--- Given request ---
Quote the records that follow in full and exactly; leave out the pictures.

━━ Dataset extract

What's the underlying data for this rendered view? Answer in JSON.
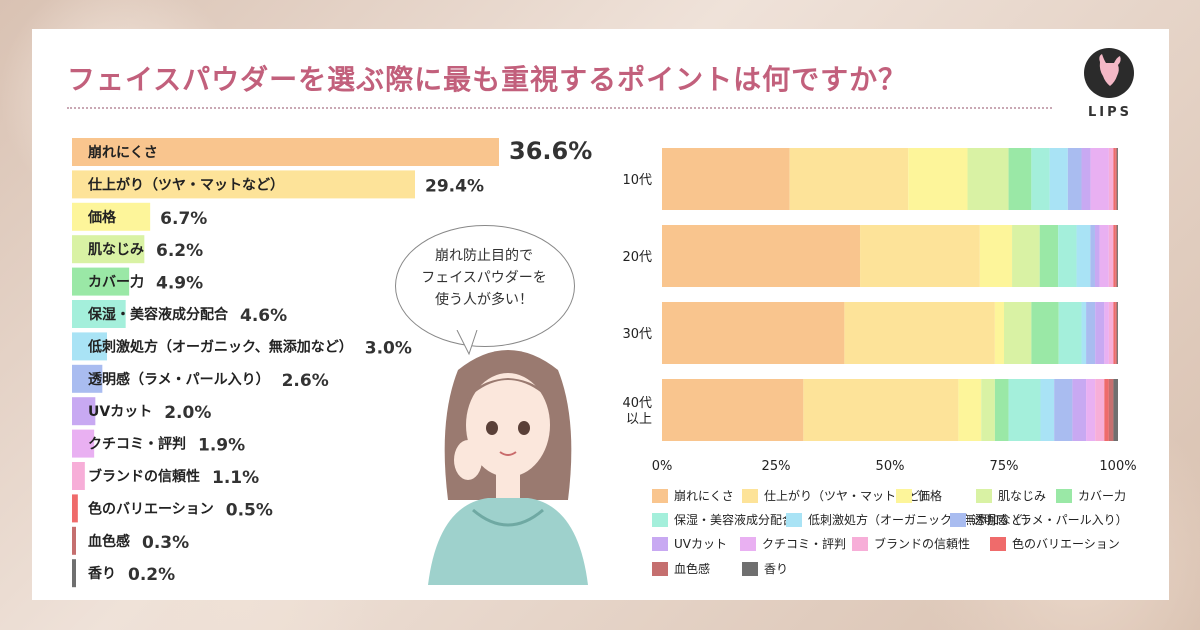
{
  "title": "フェイスパウダーを選ぶ際に最も重視するポイントは何ですか？",
  "logo_text": "LIPS",
  "bubble_lines": [
    "崩れ防止目的で",
    "フェイスパウダーを",
    "使う人が多い！"
  ],
  "chart_data": [
    {
      "type": "bar",
      "orientation": "horizontal",
      "categories": [
        "崩れにくさ",
        "仕上がり（ツヤ・マットなど）",
        "価格",
        "肌なじみ",
        "カバー力",
        "保湿・美容液成分配合",
        "低刺激処方（オーガニック、無添加など）",
        "透明感（ラメ・パール入り）",
        "UVカット",
        "クチコミ・評判",
        "ブランドの信頼性",
        "色のバリエーション",
        "血色感",
        "香り"
      ],
      "values": [
        36.6,
        29.4,
        6.7,
        6.2,
        4.9,
        4.6,
        3.0,
        2.6,
        2.0,
        1.9,
        1.1,
        0.5,
        0.3,
        0.2
      ],
      "value_labels": [
        "36.6%",
        "29.4%",
        "6.7%",
        "6.2%",
        "4.9%",
        "4.6%",
        "3.0%",
        "2.6%",
        "2.0%",
        "1.9%",
        "1.1%",
        "0.5%",
        "0.3%",
        "0.2%"
      ],
      "colors": [
        "#f9c58e",
        "#fde399",
        "#fdf59a",
        "#d9f2a4",
        "#9ae8a6",
        "#a4efdb",
        "#a9e3f5",
        "#a9bcf0",
        "#c8a9f2",
        "#e9b0f2",
        "#f7aed8",
        "#ef6b6b",
        "#c56f6f",
        "#6f6f6f"
      ]
    },
    {
      "type": "bar",
      "orientation": "horizontal",
      "stacked": true,
      "categories": [
        "10代",
        "20代",
        "30代",
        "40代以上"
      ],
      "category_display": [
        [
          "10代"
        ],
        [
          "20代"
        ],
        [
          "30代"
        ],
        [
          "40代",
          "以上"
        ]
      ],
      "xticks": [
        "0%",
        "25%",
        "50%",
        "75%",
        "100%"
      ],
      "xlim": [
        0,
        100
      ],
      "series": [
        {
          "name": "崩れにくさ",
          "color": "#f9c58e",
          "values": [
            28,
            43,
            40,
            31
          ]
        },
        {
          "name": "仕上がり（ツヤ・マットなど）",
          "color": "#fde399",
          "values": [
            26,
            26,
            33,
            34
          ]
        },
        {
          "name": "価格",
          "color": "#fdf59a",
          "values": [
            13,
            7,
            2,
            5
          ]
        },
        {
          "name": "肌なじみ",
          "color": "#d9f2a4",
          "values": [
            9,
            6,
            6,
            3
          ]
        },
        {
          "name": "カバー力",
          "color": "#9ae8a6",
          "values": [
            5,
            4,
            6,
            3
          ]
        },
        {
          "name": "保湿・美容液成分配合",
          "color": "#a4efdb",
          "values": [
            4,
            4,
            5,
            7
          ]
        },
        {
          "name": "低刺激処方（オーガニック、無添加など）",
          "color": "#a9e3f5",
          "values": [
            4,
            3,
            1,
            3
          ]
        },
        {
          "name": "透明感（ラメ・パール入り）",
          "color": "#a9bcf0",
          "values": [
            3,
            1,
            2,
            4
          ]
        },
        {
          "name": "UVカット",
          "color": "#c8a9f2",
          "values": [
            2,
            1,
            2,
            3
          ]
        },
        {
          "name": "クチコミ・評判",
          "color": "#e9b0f2",
          "values": [
            4,
            2,
            1,
            2
          ]
        },
        {
          "name": "ブランドの信頼性",
          "color": "#f7aed8",
          "values": [
            1,
            1,
            1,
            2
          ]
        },
        {
          "name": "色のバリエーション",
          "color": "#ef6b6b",
          "values": [
            0.5,
            0.5,
            0.5,
            1
          ]
        },
        {
          "name": "血色感",
          "color": "#c56f6f",
          "values": [
            0.3,
            0.3,
            0.3,
            1
          ]
        },
        {
          "name": "香り",
          "color": "#6f6f6f",
          "values": [
            0.2,
            0.2,
            0.2,
            1
          ]
        }
      ],
      "legend_labels": [
        "崩れにくさ",
        "仕上がり（ツヤ・マットなど）",
        "価格",
        "肌なじみ",
        "カバー力",
        "保湿・美容液成分配合",
        "低刺激処方（オーガニック、無添加など）",
        "透明感（ラメ・パール入り）",
        "UVカット",
        "クチコミ・評判",
        "ブランドの信頼性",
        "色のバリエーション",
        "血色感",
        "香り"
      ],
      "legend_placement": "bottom"
    }
  ]
}
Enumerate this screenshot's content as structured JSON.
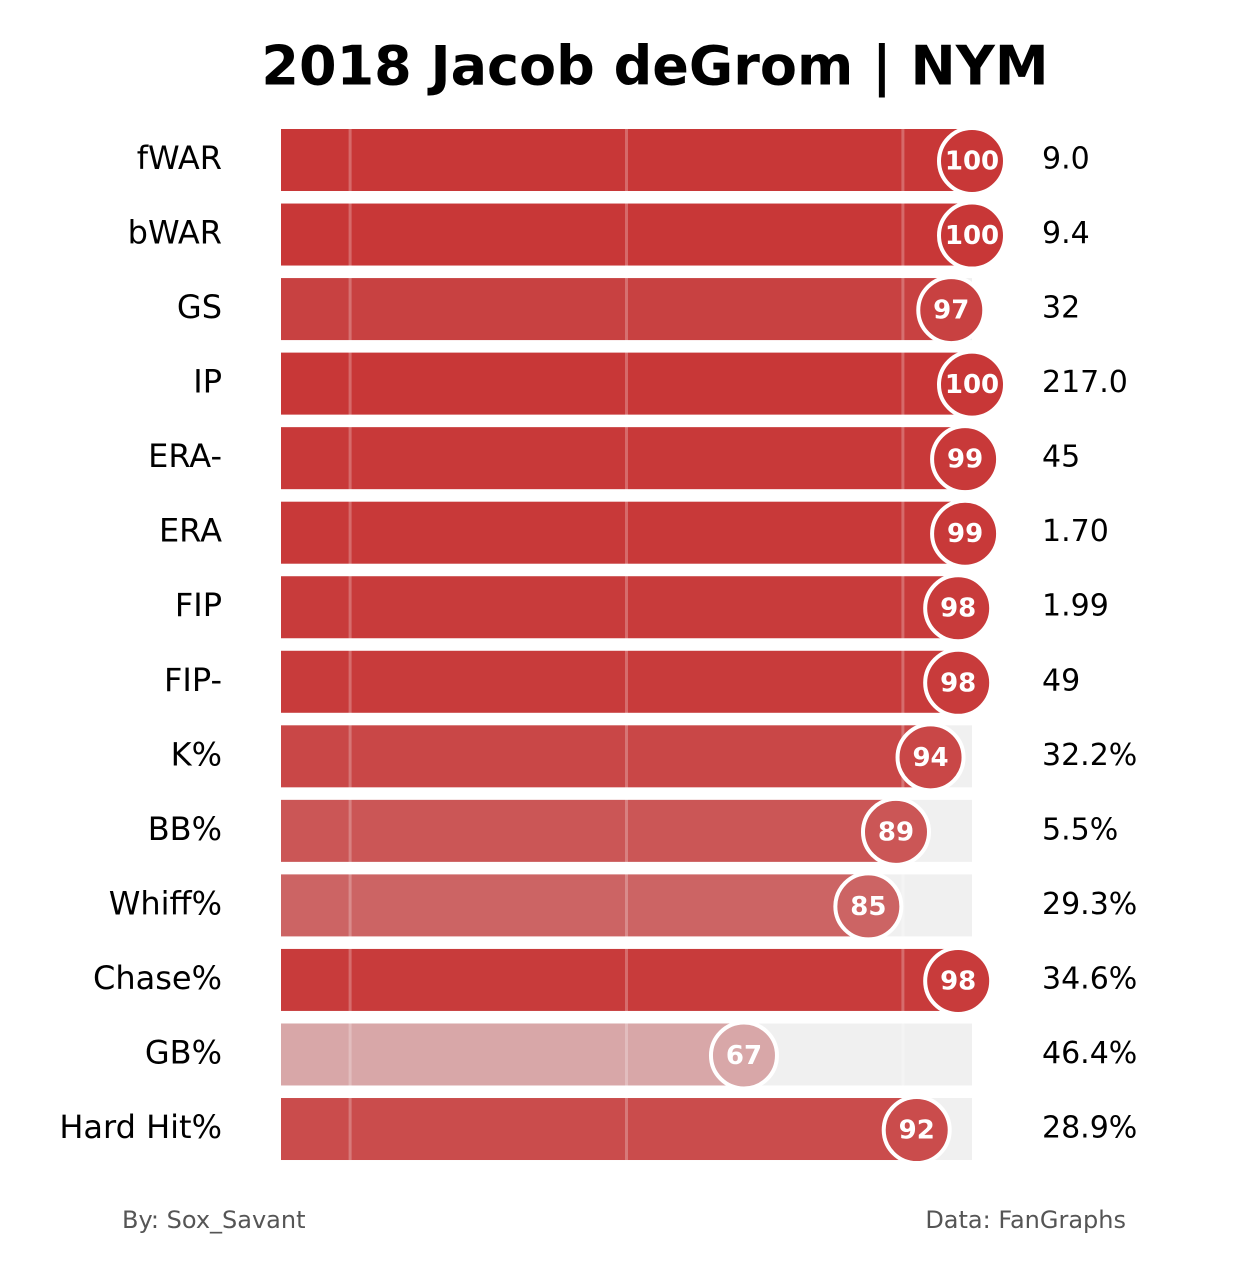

━━━━

--- Answer for the task ---
What's the underlying data for this rendered view? Answer in JSON.
{
  "title": "フェイスパウダーを選ぶ際に最も重視するポイントは何ですか？",
  "logo_text": "LIPS",
  "bubble_lines": [
    "崩れ防止目的で",
    "フェイスパウダーを",
    "使う人が多い！"
  ],
  "chart_data": [
    {
      "type": "bar",
      "orientation": "horizontal",
      "categories": [
        "崩れにくさ",
        "仕上がり（ツヤ・マットなど）",
        "価格",
        "肌なじみ",
        "カバー力",
        "保湿・美容液成分配合",
        "低刺激処方（オーガニック、無添加など）",
        "透明感（ラメ・パール入り）",
        "UVカット",
        "クチコミ・評判",
        "ブランドの信頼性",
        "色のバリエーション",
        "血色感",
        "香り"
      ],
      "values": [
        36.6,
        29.4,
        6.7,
        6.2,
        4.9,
        4.6,
        3.0,
        2.6,
        2.0,
        1.9,
        1.1,
        0.5,
        0.3,
        0.2
      ],
      "value_labels": [
        "36.6%",
        "29.4%",
        "6.7%",
        "6.2%",
        "4.9%",
        "4.6%",
        "3.0%",
        "2.6%",
        "2.0%",
        "1.9%",
        "1.1%",
        "0.5%",
        "0.3%",
        "0.2%"
      ],
      "colors": [
        "#f9c58e",
        "#fde399",
        "#fdf59a",
        "#d9f2a4",
        "#9ae8a6",
        "#a4efdb",
        "#a9e3f5",
        "#a9bcf0",
        "#c8a9f2",
        "#e9b0f2",
        "#f7aed8",
        "#ef6b6b",
        "#c56f6f",
        "#6f6f6f"
      ]
    },
    {
      "type": "bar",
      "orientation": "horizontal",
      "stacked": true,
      "categories": [
        "10代",
        "20代",
        "30代",
        "40代以上"
      ],
      "category_display": [
        [
          "10代"
        ],
        [
          "20代"
        ],
        [
          "30代"
        ],
        [
          "40代",
          "以上"
        ]
      ],
      "xticks": [
        "0%",
        "25%",
        "50%",
        "75%",
        "100%"
      ],
      "xlim": [
        0,
        100
      ],
      "series": [
        {
          "name": "崩れにくさ",
          "color": "#f9c58e",
          "values": [
            28,
            43,
            40,
            31
          ]
        },
        {
          "name": "仕上がり（ツヤ・マットなど）",
          "color": "#fde399",
          "values": [
            26,
            26,
            33,
            34
          ]
        },
        {
          "name": "価格",
          "color": "#fdf59a",
          "values": [
            13,
            7,
            2,
            5
          ]
        },
        {
          "name": "肌なじみ",
          "color": "#d9f2a4",
          "values": [
            9,
            6,
            6,
            3
          ]
        },
        {
          "name": "カバー力",
          "color": "#9ae8a6",
          "values": [
            5,
            4,
            6,
            3
          ]
        },
        {
          "name": "保湿・美容液成分配合",
          "color": "#a4efdb",
          "values": [
            4,
            4,
            5,
            7
          ]
        },
        {
          "name": "低刺激処方（オーガニック、無添加など）",
          "color": "#a9e3f5",
          "values": [
            4,
            3,
            1,
            3
          ]
        },
        {
          "name": "透明感（ラメ・パール入り）",
          "color": "#a9bcf0",
          "values": [
            3,
            1,
            2,
            4
          ]
        },
        {
          "name": "UVカット",
          "color": "#c8a9f2",
          "values": [
            2,
            1,
            2,
            3
          ]
        },
        {
          "name": "クチコミ・評判",
          "color": "#e9b0f2",
          "values": [
            4,
            2,
            1,
            2
          ]
        },
        {
          "name": "ブランドの信頼性",
          "color": "#f7aed8",
          "values": [
            1,
            1,
            1,
            2
          ]
        },
        {
          "name": "色のバリエーション",
          "color": "#ef6b6b",
          "values": [
            0.5,
            0.5,
            0.5,
            1
          ]
        },
        {
          "name": "血色感",
          "color": "#c56f6f",
          "values": [
            0.3,
            0.3,
            0.3,
            1
          ]
        },
        {
          "name": "香り",
          "color": "#6f6f6f",
          "values": [
            0.2,
            0.2,
            0.2,
            1
          ]
        }
      ],
      "legend_labels": [
        "崩れにくさ",
        "仕上がり（ツヤ・マットなど）",
        "価格",
        "肌なじみ",
        "カバー力",
        "保湿・美容液成分配合",
        "低刺激処方（オーガニック、無添加など）",
        "透明感（ラメ・パール入り）",
        "UVカット",
        "クチコミ・評判",
        "ブランドの信頼性",
        "色のバリエーション",
        "血色感",
        "香り"
      ],
      "legend_placement": "bottom"
    }
  ]
}
Enumerate this screenshot's content as structured JSON.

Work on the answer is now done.